[Start of Supplied information]

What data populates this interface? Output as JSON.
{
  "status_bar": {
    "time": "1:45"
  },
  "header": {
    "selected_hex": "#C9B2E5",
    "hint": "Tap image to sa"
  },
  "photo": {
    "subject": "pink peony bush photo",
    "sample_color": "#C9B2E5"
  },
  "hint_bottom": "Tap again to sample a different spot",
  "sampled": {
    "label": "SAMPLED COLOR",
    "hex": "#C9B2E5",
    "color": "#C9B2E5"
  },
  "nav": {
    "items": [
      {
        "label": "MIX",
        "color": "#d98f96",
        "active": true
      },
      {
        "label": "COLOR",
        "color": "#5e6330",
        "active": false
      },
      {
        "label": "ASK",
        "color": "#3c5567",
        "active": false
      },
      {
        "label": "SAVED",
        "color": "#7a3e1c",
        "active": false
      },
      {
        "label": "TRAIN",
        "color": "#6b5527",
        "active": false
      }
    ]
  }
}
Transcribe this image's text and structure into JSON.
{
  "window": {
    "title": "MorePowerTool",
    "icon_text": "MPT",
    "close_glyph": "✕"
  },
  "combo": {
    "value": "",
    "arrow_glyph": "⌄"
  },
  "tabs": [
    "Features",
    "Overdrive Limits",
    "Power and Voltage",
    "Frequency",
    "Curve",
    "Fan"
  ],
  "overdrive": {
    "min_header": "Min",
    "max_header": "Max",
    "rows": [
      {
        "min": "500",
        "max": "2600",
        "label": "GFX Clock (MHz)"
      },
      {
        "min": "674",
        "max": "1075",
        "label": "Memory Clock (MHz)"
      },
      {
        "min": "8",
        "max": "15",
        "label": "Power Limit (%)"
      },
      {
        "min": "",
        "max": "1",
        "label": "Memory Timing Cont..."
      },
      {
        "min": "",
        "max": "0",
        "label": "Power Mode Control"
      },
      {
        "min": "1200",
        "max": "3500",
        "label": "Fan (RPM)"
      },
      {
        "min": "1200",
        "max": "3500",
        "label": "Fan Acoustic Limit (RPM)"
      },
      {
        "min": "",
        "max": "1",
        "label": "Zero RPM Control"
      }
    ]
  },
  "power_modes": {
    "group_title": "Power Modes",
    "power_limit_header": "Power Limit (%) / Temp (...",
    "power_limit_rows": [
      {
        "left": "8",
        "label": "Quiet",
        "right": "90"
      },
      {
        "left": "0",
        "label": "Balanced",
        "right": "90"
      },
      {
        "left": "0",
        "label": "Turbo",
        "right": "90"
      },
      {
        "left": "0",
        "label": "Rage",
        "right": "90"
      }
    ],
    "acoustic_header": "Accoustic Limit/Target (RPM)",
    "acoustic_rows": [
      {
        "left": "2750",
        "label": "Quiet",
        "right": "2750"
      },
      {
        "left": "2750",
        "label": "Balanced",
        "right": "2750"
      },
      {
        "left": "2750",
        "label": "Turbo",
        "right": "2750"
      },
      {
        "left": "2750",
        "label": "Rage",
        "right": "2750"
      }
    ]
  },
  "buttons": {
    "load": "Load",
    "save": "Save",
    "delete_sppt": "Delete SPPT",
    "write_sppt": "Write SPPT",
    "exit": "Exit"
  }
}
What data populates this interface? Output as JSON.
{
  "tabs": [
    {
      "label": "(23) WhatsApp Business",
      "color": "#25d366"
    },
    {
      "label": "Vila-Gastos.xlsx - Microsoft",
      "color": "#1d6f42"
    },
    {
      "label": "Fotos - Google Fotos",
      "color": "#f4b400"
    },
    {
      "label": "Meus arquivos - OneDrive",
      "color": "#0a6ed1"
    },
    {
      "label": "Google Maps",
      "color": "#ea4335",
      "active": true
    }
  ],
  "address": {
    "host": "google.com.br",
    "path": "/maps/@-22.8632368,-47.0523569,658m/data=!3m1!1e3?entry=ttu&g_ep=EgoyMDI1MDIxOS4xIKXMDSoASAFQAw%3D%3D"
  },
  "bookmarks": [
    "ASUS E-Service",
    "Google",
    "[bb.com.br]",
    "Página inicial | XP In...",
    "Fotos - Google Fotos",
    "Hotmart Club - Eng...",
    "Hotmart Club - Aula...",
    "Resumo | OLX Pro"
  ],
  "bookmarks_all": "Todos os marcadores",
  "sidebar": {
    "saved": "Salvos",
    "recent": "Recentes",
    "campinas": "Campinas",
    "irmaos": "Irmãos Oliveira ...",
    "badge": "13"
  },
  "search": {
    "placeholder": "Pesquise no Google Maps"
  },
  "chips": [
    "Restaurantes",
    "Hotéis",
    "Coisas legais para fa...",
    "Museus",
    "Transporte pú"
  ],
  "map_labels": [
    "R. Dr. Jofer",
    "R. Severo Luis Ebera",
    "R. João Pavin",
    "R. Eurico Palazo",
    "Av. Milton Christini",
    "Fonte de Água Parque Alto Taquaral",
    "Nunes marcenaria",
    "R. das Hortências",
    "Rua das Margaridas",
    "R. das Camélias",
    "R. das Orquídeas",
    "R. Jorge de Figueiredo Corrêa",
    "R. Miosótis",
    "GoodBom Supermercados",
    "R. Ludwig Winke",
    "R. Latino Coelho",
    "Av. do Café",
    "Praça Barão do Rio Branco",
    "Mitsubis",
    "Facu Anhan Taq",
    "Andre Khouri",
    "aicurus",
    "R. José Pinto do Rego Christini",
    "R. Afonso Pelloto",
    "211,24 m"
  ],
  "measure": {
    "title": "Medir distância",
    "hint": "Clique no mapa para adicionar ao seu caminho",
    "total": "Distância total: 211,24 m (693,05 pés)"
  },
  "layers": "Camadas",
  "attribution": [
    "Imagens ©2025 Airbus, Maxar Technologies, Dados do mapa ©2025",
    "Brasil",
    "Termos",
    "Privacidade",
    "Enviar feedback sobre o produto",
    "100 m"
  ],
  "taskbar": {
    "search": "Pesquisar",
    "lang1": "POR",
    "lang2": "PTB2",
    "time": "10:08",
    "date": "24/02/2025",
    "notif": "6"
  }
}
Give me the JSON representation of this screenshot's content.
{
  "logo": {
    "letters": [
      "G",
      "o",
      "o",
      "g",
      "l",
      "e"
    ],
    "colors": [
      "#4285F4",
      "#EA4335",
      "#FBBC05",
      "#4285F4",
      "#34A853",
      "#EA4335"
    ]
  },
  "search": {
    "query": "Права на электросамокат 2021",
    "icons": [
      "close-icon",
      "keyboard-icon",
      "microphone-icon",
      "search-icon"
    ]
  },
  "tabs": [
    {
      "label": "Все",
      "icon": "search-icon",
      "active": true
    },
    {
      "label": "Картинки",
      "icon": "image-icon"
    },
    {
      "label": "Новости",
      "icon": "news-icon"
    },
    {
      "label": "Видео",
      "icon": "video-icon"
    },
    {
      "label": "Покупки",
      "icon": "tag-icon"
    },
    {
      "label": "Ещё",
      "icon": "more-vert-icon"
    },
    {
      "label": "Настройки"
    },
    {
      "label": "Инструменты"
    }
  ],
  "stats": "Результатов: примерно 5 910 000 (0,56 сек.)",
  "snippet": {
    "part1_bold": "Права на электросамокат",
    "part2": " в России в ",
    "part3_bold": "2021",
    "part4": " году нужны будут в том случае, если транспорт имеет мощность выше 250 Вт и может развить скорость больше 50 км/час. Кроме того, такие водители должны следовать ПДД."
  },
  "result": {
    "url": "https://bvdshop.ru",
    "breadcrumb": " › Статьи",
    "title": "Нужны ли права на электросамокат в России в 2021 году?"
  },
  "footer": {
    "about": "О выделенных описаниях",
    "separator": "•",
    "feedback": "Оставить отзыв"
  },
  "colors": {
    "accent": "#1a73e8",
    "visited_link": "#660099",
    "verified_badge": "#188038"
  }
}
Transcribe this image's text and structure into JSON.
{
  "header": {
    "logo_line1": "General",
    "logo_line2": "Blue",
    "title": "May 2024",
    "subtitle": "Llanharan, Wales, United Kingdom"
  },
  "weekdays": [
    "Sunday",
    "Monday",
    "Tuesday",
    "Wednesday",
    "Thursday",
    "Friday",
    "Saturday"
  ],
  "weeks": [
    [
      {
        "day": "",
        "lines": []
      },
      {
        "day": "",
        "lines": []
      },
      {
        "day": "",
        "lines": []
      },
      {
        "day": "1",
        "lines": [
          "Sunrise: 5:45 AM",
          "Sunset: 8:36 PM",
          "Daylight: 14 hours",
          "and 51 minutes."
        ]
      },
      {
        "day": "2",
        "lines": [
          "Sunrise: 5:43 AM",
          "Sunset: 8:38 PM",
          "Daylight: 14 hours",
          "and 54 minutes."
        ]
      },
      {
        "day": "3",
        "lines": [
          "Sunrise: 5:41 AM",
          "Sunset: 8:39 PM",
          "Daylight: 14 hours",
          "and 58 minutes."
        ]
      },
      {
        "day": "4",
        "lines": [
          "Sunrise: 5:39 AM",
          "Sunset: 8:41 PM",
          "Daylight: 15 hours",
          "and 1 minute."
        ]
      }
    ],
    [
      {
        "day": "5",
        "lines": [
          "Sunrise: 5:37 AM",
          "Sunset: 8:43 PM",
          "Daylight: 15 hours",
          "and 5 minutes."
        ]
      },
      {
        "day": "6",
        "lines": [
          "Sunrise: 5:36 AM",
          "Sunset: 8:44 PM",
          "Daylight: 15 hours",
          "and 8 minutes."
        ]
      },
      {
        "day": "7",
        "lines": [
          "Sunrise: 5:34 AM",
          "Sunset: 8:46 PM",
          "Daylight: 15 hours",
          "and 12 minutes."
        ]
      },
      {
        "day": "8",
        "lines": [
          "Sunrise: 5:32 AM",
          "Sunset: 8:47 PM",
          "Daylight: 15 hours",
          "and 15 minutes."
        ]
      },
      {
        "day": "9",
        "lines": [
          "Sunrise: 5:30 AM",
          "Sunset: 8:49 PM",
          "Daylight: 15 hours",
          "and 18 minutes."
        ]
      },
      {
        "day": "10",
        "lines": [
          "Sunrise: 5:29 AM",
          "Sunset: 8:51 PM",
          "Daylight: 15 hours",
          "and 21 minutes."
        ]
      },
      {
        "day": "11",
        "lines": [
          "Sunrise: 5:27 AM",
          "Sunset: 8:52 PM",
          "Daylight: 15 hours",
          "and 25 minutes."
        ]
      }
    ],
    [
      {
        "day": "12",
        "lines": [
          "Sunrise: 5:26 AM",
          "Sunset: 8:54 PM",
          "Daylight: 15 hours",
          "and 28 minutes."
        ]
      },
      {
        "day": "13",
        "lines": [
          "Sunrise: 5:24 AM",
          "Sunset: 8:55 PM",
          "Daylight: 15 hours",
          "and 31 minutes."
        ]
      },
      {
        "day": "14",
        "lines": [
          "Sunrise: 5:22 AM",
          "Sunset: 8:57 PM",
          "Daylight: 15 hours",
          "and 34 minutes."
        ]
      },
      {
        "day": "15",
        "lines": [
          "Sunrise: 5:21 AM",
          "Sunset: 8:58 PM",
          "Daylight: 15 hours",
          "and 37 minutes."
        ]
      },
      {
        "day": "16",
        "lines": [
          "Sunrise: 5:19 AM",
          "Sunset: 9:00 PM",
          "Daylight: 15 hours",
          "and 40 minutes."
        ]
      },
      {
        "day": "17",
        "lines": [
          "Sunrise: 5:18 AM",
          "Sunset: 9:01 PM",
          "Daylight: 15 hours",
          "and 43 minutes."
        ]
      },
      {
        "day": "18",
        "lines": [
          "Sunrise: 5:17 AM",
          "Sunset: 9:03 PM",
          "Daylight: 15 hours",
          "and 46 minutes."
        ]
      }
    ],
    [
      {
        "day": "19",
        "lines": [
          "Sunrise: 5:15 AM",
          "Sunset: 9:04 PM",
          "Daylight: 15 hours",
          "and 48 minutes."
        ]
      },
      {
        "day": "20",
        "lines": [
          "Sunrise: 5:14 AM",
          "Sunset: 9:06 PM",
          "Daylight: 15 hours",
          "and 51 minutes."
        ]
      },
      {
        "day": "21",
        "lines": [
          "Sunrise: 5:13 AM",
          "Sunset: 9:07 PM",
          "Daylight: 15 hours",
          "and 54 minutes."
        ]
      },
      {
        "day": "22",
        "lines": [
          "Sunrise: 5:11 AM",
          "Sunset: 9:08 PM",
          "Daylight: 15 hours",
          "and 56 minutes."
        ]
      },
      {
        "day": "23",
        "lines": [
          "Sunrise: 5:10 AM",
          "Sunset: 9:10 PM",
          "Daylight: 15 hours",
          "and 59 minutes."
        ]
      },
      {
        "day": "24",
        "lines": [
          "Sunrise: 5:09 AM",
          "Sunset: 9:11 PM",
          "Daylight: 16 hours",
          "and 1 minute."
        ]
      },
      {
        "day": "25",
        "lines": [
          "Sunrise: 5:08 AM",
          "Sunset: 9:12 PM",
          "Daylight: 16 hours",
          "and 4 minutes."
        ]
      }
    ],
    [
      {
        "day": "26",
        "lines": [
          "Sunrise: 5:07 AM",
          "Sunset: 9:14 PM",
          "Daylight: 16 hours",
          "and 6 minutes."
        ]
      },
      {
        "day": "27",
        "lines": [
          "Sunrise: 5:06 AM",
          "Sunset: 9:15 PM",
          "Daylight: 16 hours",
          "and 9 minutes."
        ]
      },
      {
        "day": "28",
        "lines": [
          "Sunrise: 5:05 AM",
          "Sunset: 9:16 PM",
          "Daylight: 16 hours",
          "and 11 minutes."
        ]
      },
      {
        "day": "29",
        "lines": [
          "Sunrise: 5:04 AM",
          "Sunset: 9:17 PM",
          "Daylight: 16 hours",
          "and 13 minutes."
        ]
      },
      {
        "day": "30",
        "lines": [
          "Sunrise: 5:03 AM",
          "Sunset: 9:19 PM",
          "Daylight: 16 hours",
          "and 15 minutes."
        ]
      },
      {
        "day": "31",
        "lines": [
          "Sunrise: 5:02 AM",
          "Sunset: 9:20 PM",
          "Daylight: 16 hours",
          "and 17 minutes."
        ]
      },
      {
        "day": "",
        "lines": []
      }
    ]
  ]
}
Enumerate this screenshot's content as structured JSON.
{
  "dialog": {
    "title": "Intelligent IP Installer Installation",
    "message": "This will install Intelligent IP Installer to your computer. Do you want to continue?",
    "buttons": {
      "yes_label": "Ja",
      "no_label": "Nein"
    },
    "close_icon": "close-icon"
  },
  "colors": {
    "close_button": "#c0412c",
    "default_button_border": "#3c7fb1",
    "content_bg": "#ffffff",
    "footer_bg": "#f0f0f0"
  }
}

[End of Supplied information]

> **What the task asks**: Quote verbatim the line containing "Enumerate this screenshot's" and every line after it through the end of the records above.

> **Final result**:
Enumerate this screenshot's content as structured JSON.
{
  "dialog": {
    "title": "Intelligent IP Installer Installation",
    "message": "This will install Intelligent IP Installer to your computer. Do you want to continue?",
    "buttons": {
      "yes_label": "Ja",
      "no_label": "Nein"
    },
    "close_icon": "close-icon"
  },
  "colors": {
    "close_button": "#c0412c",
    "default_button_border": "#3c7fb1",
    "content_bg": "#ffffff",
    "footer_bg": "#f0f0f0"
  }
}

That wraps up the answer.